• [Exercise material]:
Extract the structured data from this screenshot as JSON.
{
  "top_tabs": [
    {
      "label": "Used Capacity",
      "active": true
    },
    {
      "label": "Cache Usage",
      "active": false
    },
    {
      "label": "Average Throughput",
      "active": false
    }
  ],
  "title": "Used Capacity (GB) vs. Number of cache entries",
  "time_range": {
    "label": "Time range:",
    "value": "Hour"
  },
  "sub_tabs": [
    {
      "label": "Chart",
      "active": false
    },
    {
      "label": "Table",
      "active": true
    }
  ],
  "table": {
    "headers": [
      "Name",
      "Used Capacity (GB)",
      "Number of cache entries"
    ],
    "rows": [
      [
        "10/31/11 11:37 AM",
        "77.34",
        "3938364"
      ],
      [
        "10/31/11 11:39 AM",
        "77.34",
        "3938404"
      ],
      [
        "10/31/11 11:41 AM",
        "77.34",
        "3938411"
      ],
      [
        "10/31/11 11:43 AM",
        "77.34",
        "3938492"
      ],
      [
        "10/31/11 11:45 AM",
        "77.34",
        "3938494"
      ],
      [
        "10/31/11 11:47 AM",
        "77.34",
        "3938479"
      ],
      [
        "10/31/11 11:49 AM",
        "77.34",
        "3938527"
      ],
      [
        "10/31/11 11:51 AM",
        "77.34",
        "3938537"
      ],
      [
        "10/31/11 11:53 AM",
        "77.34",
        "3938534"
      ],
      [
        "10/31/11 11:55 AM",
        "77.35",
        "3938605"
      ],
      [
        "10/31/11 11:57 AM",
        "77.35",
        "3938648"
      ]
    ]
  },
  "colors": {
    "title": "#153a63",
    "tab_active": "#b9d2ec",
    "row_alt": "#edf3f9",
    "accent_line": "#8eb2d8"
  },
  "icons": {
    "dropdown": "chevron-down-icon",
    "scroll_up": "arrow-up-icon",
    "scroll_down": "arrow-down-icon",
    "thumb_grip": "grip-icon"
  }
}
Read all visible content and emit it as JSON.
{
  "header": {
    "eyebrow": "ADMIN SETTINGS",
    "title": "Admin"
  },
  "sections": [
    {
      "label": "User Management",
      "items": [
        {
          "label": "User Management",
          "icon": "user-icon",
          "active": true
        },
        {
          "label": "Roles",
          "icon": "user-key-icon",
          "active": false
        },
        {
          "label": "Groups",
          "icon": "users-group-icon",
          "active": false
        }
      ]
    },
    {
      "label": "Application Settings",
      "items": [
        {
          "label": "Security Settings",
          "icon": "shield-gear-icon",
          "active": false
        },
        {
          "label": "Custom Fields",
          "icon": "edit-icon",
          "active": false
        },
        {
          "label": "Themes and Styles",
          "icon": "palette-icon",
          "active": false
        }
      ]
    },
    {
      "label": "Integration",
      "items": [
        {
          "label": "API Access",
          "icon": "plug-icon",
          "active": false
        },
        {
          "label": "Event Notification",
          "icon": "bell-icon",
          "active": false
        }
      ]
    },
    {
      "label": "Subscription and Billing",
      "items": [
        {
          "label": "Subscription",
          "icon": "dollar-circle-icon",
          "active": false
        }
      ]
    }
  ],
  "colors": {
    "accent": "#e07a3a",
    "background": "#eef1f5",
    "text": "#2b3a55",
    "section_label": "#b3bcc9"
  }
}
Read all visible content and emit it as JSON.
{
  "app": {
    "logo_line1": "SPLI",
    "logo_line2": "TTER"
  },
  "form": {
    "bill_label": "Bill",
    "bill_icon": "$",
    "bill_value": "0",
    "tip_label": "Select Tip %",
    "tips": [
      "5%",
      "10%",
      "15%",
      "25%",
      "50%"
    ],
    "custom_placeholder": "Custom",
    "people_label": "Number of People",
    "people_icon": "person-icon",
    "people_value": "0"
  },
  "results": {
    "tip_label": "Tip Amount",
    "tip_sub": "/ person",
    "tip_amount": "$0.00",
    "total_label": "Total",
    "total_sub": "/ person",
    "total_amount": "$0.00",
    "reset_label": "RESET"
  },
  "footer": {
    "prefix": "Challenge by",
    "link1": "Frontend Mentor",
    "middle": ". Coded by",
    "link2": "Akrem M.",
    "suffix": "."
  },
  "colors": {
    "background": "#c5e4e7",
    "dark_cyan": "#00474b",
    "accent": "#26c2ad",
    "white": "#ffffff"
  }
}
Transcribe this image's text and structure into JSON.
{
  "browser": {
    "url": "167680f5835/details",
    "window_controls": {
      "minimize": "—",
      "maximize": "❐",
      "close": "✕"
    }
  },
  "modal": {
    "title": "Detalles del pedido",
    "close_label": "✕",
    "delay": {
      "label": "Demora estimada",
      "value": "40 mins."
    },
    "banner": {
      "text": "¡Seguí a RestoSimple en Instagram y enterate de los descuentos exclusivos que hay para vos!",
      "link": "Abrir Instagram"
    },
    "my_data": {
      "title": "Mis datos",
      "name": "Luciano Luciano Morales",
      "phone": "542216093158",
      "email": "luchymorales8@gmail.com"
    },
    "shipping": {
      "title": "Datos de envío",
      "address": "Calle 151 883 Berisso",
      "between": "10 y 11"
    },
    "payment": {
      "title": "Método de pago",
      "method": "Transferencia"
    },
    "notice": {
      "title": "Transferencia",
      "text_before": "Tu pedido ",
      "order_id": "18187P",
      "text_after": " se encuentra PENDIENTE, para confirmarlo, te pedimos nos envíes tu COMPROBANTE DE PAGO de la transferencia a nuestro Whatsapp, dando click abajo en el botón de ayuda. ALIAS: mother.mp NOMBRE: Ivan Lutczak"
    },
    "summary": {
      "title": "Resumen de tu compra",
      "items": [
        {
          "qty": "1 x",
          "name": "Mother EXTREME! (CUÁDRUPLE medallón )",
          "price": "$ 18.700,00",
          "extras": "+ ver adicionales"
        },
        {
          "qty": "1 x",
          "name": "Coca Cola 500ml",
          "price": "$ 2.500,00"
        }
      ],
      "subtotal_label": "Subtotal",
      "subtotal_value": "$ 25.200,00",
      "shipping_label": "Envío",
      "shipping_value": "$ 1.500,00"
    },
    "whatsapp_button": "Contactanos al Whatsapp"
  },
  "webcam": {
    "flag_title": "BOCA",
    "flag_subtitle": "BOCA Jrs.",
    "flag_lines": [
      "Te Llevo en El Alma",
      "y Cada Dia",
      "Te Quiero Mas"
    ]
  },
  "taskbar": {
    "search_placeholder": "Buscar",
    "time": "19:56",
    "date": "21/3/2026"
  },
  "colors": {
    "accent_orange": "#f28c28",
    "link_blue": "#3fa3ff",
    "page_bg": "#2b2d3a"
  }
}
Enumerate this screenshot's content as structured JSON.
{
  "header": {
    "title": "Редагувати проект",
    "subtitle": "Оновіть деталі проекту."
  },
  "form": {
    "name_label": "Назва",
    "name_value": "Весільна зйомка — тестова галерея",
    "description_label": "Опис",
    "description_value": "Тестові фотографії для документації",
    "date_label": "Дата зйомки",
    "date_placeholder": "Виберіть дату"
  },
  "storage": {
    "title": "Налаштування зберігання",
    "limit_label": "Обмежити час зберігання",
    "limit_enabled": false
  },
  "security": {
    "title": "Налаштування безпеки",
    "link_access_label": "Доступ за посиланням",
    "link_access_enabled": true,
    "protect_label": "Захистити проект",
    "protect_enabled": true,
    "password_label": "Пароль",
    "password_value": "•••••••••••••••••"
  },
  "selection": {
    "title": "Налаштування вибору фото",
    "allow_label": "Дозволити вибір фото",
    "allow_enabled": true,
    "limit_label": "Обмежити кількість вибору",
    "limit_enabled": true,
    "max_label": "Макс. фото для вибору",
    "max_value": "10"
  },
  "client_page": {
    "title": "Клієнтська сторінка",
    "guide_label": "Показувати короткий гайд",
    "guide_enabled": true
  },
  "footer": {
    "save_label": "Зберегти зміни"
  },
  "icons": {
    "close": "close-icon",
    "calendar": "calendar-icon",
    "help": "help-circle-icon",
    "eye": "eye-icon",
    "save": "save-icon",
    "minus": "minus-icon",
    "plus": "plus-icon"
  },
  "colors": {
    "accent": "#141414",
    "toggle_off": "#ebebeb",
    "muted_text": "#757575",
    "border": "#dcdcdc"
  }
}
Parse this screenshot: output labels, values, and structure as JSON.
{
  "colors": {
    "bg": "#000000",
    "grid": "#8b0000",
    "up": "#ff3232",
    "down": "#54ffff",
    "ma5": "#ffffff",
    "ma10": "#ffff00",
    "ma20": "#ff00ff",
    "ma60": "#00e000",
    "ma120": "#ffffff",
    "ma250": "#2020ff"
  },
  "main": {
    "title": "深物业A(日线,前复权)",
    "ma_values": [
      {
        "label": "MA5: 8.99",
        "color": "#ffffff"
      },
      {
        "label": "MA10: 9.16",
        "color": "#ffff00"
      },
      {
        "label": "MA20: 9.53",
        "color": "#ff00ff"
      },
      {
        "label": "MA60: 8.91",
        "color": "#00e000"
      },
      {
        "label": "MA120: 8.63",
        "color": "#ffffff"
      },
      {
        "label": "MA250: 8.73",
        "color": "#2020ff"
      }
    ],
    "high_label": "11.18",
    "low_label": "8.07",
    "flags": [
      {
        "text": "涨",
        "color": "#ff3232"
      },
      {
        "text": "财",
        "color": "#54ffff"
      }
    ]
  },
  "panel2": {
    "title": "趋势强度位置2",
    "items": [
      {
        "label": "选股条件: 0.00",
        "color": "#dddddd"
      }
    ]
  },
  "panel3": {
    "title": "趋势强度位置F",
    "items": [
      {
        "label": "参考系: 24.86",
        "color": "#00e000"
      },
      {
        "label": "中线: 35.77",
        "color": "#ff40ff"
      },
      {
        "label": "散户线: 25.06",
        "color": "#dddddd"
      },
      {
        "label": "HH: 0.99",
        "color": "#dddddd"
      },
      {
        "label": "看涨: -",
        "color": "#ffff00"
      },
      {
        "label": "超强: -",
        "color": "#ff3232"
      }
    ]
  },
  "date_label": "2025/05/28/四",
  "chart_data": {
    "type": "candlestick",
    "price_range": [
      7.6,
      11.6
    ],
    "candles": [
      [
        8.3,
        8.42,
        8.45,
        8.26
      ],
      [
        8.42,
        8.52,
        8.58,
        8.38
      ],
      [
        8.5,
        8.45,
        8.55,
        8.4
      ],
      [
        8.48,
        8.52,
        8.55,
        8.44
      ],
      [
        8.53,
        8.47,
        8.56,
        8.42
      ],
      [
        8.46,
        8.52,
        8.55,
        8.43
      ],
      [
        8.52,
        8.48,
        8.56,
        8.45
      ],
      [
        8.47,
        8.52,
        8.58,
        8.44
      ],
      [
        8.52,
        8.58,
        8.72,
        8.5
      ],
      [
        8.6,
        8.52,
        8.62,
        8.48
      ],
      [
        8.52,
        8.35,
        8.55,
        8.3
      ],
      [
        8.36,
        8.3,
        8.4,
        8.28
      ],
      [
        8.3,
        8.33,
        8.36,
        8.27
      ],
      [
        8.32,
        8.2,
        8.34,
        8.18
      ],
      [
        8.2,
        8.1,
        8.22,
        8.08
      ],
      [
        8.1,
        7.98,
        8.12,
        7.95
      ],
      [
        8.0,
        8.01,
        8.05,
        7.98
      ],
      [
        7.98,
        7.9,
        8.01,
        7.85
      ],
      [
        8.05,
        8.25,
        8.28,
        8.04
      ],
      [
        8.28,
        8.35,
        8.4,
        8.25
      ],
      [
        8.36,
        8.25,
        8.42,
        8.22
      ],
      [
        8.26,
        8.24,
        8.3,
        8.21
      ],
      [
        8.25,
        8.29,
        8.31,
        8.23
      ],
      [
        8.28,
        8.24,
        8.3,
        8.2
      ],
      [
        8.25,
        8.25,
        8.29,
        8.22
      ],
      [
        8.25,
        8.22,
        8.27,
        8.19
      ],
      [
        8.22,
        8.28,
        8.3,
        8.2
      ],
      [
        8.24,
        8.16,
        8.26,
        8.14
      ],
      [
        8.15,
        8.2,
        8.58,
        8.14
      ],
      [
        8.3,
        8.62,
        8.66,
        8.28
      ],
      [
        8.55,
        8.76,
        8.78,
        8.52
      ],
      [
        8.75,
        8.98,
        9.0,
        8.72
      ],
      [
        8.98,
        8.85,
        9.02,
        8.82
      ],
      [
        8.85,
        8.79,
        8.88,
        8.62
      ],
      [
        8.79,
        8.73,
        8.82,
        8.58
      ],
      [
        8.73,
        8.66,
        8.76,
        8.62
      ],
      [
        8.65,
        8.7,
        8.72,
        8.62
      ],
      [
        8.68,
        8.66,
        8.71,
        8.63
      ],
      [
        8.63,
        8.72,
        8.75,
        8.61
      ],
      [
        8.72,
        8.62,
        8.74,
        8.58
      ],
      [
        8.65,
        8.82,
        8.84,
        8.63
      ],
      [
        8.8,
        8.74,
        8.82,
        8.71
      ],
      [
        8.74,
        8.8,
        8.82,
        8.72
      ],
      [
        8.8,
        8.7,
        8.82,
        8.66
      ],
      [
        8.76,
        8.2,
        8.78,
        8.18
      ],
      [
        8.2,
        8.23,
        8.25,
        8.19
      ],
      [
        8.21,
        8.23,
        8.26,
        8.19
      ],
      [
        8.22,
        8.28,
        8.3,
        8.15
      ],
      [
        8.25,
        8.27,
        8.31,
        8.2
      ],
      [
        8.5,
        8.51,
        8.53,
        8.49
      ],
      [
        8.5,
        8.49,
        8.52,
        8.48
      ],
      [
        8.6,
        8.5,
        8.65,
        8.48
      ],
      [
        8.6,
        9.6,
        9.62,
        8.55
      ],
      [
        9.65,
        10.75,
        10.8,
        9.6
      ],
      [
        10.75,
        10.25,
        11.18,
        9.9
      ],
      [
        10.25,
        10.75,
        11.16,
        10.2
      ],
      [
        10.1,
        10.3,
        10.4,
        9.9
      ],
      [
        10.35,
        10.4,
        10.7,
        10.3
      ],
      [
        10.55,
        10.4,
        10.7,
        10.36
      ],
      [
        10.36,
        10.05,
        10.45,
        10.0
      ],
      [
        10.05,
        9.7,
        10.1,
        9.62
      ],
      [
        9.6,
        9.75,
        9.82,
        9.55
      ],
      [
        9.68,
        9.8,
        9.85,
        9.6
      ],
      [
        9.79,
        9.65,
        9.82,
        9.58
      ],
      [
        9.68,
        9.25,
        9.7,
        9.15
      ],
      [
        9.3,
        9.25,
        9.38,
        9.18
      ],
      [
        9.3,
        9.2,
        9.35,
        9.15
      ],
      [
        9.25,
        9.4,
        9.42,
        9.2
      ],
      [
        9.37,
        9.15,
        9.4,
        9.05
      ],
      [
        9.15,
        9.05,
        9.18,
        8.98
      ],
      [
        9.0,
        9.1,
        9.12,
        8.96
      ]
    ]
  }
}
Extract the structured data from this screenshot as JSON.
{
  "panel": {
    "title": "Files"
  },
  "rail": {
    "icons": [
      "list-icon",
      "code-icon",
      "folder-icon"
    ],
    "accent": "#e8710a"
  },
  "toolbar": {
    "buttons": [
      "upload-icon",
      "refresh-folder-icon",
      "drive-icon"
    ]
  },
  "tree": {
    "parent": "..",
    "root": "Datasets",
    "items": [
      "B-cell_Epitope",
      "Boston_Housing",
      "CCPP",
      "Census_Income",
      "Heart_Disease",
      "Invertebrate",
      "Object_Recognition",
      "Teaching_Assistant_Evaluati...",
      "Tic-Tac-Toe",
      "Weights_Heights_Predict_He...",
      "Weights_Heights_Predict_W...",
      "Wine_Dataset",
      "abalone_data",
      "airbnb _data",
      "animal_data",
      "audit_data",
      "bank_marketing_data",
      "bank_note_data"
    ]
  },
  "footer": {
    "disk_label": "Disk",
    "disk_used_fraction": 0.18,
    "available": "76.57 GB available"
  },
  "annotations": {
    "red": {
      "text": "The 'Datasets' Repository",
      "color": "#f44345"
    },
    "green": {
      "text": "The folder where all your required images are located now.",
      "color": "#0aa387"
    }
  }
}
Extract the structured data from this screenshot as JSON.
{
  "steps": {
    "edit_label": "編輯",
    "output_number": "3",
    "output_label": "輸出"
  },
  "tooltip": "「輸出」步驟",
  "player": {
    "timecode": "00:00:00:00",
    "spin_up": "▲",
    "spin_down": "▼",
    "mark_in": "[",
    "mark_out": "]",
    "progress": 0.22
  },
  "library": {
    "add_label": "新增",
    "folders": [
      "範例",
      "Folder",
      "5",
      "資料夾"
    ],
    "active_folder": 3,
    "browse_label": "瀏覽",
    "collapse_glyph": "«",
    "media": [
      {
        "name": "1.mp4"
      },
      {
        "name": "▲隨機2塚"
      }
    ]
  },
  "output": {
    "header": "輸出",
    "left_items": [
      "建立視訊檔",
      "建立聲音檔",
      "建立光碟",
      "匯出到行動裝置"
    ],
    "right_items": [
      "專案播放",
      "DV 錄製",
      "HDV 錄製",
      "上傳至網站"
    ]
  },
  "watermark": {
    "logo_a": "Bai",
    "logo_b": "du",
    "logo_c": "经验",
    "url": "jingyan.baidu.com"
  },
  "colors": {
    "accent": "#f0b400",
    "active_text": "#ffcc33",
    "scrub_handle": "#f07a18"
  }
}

• [Problem to work on]: Show every line above in which the word "BOCA" occurs.

• [Output for this exercise]:
    "flag_title": "BOCA",
    "flag_subtitle": "BOCA Jrs.",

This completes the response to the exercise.